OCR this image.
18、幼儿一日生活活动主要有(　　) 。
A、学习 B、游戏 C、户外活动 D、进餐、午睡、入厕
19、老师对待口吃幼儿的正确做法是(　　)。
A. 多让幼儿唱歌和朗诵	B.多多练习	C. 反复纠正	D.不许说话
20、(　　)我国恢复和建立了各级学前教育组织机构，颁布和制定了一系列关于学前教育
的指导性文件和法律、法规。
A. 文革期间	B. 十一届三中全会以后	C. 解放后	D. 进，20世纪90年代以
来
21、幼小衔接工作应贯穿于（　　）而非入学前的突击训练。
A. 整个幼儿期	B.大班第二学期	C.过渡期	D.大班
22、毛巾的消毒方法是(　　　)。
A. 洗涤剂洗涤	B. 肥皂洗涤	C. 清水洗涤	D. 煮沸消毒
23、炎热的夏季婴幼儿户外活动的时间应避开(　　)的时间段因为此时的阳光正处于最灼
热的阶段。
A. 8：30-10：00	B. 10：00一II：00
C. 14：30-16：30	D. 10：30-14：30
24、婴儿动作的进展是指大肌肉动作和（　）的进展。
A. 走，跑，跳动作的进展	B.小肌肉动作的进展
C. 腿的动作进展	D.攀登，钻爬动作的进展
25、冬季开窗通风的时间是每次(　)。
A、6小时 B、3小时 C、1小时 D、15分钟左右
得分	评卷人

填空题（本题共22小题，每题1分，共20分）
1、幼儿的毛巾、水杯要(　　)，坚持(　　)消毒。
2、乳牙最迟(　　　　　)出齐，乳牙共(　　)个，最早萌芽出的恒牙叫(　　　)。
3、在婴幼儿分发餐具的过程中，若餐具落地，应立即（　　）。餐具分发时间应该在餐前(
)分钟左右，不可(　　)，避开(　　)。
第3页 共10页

━━━━━━━━━━━━━━━━

→ Exercise aim: Repeat the entries above exactly, leaving nothing out.

→ Solution:
OCR this image.
18、幼儿一日生活活动主要有(　　) 。
A、学习 B、游戏 C、户外活动 D、进餐、午睡、入厕
19、老师对待口吃幼儿的正确做法是(　　)。
A. 多让幼儿唱歌和朗诵	B.多多练习	C. 反复纠正	D.不许说话
20、(　　)我国恢复和建立了各级学前教育组织机构，颁布和制定了一系列关于学前教育
的指导性文件和法律、法规。
A. 文革期间	B. 十一届三中全会以后	C. 解放后	D. 进，20世纪90年代以
来
21、幼小衔接工作应贯穿于（　　）而非入学前的突击训练。
A. 整个幼儿期	B.大班第二学期	C.过渡期	D.大班
22、毛巾的消毒方法是(　　　)。
A. 洗涤剂洗涤	B. 肥皂洗涤	C. 清水洗涤	D. 煮沸消毒
23、炎热的夏季婴幼儿户外活动的时间应避开(　　)的时间段因为此时的阳光正处于最灼
热的阶段。
A. 8：30-10：00	B. 10：00一II：00
C. 14：30-16：30	D. 10：30-14：30
24、婴儿动作的进展是指大肌肉动作和（　）的进展。
A. 走，跑，跳动作的进展	B.小肌肉动作的进展
C. 腿的动作进展	D.攀登，钻爬动作的进展
25、冬季开窗通风的时间是每次(　)。
A、6小时 B、3小时 C、1小时 D、15分钟左右
得分	评卷人

填空题（本题共22小题，每题1分，共20分）
1、幼儿的毛巾、水杯要(　　)，坚持(　　)消毒。
2、乳牙最迟(　　　　　)出齐，乳牙共(　　)个，最早萌芽出的恒牙叫(　　　)。
3、在婴幼儿分发餐具的过程中，若餐具落地，应立即（　　）。餐具分发时间应该在餐前(
)分钟左右，不可(　　)，避开(　　)。
第3页 共10页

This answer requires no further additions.